• [Job] Pull out every line from the listing that has the word "date".

[Start of Materials provided]

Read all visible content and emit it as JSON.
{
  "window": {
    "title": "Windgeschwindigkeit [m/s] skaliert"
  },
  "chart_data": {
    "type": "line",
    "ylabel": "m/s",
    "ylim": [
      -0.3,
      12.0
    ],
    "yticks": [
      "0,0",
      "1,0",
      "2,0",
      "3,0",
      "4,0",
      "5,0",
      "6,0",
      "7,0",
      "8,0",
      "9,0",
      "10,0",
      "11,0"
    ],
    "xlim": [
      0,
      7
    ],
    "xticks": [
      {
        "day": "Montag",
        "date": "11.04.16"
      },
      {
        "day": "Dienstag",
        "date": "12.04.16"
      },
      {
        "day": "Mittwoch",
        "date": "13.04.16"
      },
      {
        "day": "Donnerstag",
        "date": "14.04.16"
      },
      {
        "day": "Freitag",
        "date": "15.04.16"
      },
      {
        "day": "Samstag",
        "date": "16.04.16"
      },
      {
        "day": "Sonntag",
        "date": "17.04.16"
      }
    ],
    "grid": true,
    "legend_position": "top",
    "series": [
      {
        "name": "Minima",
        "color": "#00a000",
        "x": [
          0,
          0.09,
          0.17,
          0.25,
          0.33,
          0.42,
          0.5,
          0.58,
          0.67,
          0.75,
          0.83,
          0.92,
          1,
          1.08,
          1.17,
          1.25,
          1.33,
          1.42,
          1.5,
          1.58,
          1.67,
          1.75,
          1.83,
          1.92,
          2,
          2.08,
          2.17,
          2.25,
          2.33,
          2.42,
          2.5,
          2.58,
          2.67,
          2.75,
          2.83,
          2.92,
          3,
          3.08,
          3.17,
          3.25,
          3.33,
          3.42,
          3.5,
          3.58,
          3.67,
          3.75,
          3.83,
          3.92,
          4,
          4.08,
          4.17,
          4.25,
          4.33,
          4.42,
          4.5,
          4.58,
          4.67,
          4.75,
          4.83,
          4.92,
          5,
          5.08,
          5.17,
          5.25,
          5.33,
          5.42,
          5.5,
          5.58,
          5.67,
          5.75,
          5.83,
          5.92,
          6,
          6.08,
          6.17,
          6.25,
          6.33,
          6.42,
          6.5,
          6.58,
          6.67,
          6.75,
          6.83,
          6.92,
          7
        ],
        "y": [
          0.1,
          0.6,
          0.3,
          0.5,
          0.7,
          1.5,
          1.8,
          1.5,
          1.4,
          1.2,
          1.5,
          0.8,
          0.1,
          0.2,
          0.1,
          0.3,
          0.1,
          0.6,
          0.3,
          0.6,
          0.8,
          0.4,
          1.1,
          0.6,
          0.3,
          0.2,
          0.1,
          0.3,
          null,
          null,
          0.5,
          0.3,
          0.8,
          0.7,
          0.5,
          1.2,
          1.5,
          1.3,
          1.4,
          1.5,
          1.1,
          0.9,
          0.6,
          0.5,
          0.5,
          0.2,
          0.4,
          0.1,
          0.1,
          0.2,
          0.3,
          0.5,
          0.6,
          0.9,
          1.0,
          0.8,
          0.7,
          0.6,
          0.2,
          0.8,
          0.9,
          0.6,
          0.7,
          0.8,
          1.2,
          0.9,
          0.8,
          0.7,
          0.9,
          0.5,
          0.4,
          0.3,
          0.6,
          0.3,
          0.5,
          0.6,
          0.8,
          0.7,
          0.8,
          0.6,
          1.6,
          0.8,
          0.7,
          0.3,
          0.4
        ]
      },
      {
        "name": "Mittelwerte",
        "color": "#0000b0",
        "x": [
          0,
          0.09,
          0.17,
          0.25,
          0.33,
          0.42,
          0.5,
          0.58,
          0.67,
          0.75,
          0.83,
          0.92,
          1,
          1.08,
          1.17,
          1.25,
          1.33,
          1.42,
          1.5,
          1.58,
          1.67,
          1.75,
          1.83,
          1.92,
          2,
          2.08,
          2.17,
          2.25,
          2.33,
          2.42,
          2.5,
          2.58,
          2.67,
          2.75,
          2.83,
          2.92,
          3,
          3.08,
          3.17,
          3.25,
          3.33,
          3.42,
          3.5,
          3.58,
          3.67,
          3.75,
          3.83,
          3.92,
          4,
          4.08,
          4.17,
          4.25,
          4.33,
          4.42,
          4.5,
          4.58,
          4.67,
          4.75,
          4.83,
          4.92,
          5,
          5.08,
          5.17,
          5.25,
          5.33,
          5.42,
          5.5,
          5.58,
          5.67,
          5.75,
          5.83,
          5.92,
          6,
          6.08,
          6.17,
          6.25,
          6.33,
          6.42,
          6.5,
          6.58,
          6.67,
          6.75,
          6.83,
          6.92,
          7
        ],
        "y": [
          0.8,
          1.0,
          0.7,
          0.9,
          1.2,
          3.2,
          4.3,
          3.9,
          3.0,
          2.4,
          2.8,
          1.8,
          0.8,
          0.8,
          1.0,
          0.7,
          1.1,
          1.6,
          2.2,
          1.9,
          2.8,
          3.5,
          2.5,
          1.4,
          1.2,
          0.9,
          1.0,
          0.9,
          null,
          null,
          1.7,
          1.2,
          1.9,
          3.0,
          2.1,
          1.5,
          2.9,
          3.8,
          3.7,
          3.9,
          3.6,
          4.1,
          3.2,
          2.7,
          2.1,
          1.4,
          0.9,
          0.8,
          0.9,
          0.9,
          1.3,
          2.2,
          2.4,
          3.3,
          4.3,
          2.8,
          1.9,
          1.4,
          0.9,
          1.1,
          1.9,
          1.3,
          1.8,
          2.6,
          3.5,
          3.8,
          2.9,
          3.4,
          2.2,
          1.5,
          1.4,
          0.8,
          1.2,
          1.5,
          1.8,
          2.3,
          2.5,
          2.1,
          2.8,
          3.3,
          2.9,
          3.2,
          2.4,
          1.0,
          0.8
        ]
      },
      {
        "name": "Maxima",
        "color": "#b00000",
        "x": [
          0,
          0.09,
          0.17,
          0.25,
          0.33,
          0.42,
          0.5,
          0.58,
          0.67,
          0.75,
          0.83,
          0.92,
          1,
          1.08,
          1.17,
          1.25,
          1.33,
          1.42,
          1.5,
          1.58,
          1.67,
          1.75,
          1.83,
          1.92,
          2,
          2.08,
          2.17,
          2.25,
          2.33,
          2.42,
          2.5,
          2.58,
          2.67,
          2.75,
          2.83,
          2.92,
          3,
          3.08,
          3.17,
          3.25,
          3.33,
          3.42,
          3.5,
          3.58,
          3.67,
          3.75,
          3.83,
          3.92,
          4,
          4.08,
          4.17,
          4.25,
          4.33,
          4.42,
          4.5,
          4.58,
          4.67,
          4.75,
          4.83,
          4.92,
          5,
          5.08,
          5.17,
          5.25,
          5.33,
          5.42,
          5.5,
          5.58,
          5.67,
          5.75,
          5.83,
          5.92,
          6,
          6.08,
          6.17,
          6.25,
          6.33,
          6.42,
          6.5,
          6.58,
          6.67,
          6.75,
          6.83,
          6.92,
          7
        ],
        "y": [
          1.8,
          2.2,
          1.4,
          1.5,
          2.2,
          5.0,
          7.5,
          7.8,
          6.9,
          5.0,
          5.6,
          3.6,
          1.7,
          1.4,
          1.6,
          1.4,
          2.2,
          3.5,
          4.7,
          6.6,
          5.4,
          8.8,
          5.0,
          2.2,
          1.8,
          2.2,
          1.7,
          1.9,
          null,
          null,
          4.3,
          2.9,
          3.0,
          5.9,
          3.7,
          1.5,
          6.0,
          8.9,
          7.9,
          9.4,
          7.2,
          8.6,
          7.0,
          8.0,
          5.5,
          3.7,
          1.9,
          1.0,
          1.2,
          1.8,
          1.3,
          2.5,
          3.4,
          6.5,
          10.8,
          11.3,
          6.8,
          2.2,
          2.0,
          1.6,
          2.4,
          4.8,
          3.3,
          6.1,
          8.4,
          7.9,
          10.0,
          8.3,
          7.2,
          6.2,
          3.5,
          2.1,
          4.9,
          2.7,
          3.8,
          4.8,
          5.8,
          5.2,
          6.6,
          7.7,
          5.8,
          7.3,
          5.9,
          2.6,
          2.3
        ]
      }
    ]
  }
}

[End of Materials provided]

• [Finished answer]
        "date": "11.04.16"
        "date": "12.04.16"
        "date": "13.04.16"
        "date": "14.04.16"
        "date": "15.04.16"
        "date": "16.04.16"
        "date": "17.04.16"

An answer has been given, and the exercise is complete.